## WRITTEN REQUEST
Give back the whole listing exactly as shown.

## LISTED RECORDS
--------------------
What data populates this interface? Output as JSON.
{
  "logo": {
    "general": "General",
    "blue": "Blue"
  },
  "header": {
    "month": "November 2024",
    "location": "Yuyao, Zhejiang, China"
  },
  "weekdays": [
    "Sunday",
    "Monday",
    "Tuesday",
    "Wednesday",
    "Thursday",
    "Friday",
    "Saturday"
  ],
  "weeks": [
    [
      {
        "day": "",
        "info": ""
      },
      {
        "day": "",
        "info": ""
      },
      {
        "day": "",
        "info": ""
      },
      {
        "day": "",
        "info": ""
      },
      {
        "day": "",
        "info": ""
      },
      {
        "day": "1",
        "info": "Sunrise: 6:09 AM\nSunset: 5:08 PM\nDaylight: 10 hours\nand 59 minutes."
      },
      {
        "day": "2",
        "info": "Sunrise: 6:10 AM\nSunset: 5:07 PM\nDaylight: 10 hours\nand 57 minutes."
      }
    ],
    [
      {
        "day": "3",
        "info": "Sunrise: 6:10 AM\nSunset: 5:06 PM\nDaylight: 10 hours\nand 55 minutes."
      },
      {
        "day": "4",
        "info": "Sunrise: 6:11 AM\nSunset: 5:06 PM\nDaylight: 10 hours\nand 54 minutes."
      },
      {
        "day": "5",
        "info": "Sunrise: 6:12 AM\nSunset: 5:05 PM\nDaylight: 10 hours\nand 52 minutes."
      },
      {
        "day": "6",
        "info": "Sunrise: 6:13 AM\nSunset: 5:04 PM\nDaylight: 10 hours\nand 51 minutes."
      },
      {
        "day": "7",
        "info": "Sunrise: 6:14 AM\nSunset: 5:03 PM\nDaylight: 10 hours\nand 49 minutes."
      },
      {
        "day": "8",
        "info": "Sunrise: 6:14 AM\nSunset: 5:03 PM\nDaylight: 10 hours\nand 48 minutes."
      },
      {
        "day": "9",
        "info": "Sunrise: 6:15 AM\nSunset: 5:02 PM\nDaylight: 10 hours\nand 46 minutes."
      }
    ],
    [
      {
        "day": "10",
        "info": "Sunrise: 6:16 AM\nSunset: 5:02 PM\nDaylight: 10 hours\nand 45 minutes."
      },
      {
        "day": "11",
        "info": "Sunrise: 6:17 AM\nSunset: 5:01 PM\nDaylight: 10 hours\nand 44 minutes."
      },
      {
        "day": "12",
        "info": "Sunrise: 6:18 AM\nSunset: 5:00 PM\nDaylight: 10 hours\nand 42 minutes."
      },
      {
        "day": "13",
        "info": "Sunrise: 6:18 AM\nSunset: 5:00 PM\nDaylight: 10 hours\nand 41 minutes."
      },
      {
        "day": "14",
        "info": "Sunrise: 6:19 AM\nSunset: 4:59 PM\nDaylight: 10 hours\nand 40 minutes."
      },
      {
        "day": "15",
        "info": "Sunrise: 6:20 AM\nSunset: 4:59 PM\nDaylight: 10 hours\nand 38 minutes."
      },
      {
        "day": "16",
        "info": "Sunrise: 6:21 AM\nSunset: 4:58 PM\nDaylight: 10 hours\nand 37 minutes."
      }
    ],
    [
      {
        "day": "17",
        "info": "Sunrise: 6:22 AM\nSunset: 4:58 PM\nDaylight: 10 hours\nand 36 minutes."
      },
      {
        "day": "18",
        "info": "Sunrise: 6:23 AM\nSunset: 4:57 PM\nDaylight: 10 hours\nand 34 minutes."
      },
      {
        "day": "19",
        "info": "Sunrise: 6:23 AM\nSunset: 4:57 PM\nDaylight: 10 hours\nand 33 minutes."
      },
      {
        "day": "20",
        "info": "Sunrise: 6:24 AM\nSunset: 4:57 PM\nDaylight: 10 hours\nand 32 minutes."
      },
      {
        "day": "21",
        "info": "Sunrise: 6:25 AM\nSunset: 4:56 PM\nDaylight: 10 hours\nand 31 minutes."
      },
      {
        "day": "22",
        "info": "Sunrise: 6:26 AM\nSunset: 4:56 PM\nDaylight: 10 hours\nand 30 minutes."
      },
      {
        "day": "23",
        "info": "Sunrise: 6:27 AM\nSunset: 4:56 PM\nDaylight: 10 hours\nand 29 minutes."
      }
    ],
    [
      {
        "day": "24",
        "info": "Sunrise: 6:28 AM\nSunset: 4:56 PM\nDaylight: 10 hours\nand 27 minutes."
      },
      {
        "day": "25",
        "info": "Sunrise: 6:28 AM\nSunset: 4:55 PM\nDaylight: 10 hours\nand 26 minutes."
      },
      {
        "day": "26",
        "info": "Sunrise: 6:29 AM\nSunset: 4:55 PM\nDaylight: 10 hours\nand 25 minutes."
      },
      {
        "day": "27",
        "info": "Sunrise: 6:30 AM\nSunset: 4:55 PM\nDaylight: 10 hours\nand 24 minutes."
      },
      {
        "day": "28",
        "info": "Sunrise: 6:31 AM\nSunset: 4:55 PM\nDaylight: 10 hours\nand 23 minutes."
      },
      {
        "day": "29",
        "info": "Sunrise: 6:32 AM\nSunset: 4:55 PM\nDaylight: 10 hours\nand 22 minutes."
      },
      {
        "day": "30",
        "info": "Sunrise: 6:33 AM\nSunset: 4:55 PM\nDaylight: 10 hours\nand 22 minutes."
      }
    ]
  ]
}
--------------------
## TASK RESPONSE
What data populates this interface? Output as JSON.
{
  "logo": {
    "general": "General",
    "blue": "Blue"
  },
  "header": {
    "month": "November 2024",
    "location": "Yuyao, Zhejiang, China"
  },
  "weekdays": [
    "Sunday",
    "Monday",
    "Tuesday",
    "Wednesday",
    "Thursday",
    "Friday",
    "Saturday"
  ],
  "weeks": [
    [
      {
        "day": "",
        "info": ""
      },
      {
        "day": "",
        "info": ""
      },
      {
        "day": "",
        "info": ""
      },
      {
        "day": "",
        "info": ""
      },
      {
        "day": "",
        "info": ""
      },
      {
        "day": "1",
        "info": "Sunrise: 6:09 AM\nSunset: 5:08 PM\nDaylight: 10 hours\nand 59 minutes."
      },
      {
        "day": "2",
        "info": "Sunrise: 6:10 AM\nSunset: 5:07 PM\nDaylight: 10 hours\nand 57 minutes."
      }
    ],
    [
      {
        "day": "3",
        "info": "Sunrise: 6:10 AM\nSunset: 5:06 PM\nDaylight: 10 hours\nand 55 minutes."
      },
      {
        "day": "4",
        "info": "Sunrise: 6:11 AM\nSunset: 5:06 PM\nDaylight: 10 hours\nand 54 minutes."
      },
      {
        "day": "5",
        "info": "Sunrise: 6:12 AM\nSunset: 5:05 PM\nDaylight: 10 hours\nand 52 minutes."
      },
      {
        "day": "6",
        "info": "Sunrise: 6:13 AM\nSunset: 5:04 PM\nDaylight: 10 hours\nand 51 minutes."
      },
      {
        "day": "7",
        "info": "Sunrise: 6:14 AM\nSunset: 5:03 PM\nDaylight: 10 hours\nand 49 minutes."
      },
      {
        "day": "8",
        "info": "Sunrise: 6:14 AM\nSunset: 5:03 PM\nDaylight: 10 hours\nand 48 minutes."
      },
      {
        "day": "9",
        "info": "Sunrise: 6:15 AM\nSunset: 5:02 PM\nDaylight: 10 hours\nand 46 minutes."
      }
    ],
    [
      {
        "day": "10",
        "info": "Sunrise: 6:16 AM\nSunset: 5:02 PM\nDaylight: 10 hours\nand 45 minutes."
      },
      {
        "day": "11",
        "info": "Sunrise: 6:17 AM\nSunset: 5:01 PM\nDaylight: 10 hours\nand 44 minutes."
      },
      {
        "day": "12",
        "info": "Sunrise: 6:18 AM\nSunset: 5:00 PM\nDaylight: 10 hours\nand 42 minutes."
      },
      {
        "day": "13",
        "info": "Sunrise: 6:18 AM\nSunset: 5:00 PM\nDaylight: 10 hours\nand 41 minutes."
      },
      {
        "day": "14",
        "info": "Sunrise: 6:19 AM\nSunset: 4:59 PM\nDaylight: 10 hours\nand 40 minutes."
      },
      {
        "day": "15",
        "info": "Sunrise: 6:20 AM\nSunset: 4:59 PM\nDaylight: 10 hours\nand 38 minutes."
      },
      {
        "day": "16",
        "info": "Sunrise: 6:21 AM\nSunset: 4:58 PM\nDaylight: 10 hours\nand 37 minutes."
      }
    ],
    [
      {
        "day": "17",
        "info": "Sunrise: 6:22 AM\nSunset: 4:58 PM\nDaylight: 10 hours\nand 36 minutes."
      },
      {
        "day": "18",
        "info": "Sunrise: 6:23 AM\nSunset: 4:57 PM\nDaylight: 10 hours\nand 34 minutes."
      },
      {
        "day": "19",
        "info": "Sunrise: 6:23 AM\nSunset: 4:57 PM\nDaylight: 10 hours\nand 33 minutes."
      },
      {
        "day": "20",
        "info": "Sunrise: 6:24 AM\nSunset: 4:57 PM\nDaylight: 10 hours\nand 32 minutes."
      },
      {
        "day": "21",
        "info": "Sunrise: 6:25 AM\nSunset: 4:56 PM\nDaylight: 10 hours\nand 31 minutes."
      },
      {
        "day": "22",
        "info": "Sunrise: 6:26 AM\nSunset: 4:56 PM\nDaylight: 10 hours\nand 30 minutes."
      },
      {
        "day": "23",
        "info": "Sunrise: 6:27 AM\nSunset: 4:56 PM\nDaylight: 10 hours\nand 29 minutes."
      }
    ],
    [
      {
        "day": "24",
        "info": "Sunrise: 6:28 AM\nSunset: 4:56 PM\nDaylight: 10 hours\nand 27 minutes."
      },
      {
        "day": "25",
        "info": "Sunrise: 6:28 AM\nSunset: 4:55 PM\nDaylight: 10 hours\nand 26 minutes."
      },
      {
        "day": "26",
        "info": "Sunrise: 6:29 AM\nSunset: 4:55 PM\nDaylight: 10 hours\nand 25 minutes."
      },
      {
        "day": "27",
        "info": "Sunrise: 6:30 AM\nSunset: 4:55 PM\nDaylight: 10 hours\nand 24 minutes."
      },
      {
        "day": "28",
        "info": "Sunrise: 6:31 AM\nSunset: 4:55 PM\nDaylight: 10 hours\nand 23 minutes."
      },
      {
        "day": "29",
        "info": "Sunrise: 6:32 AM\nSunset: 4:55 PM\nDaylight: 10 hours\nand 22 minutes."
      },
      {
        "day": "30",
        "info": "Sunrise: 6:33 AM\nSunset: 4:55 PM\nDaylight: 10 hours\nand 22 minutes."
      }
    ]
  ]
}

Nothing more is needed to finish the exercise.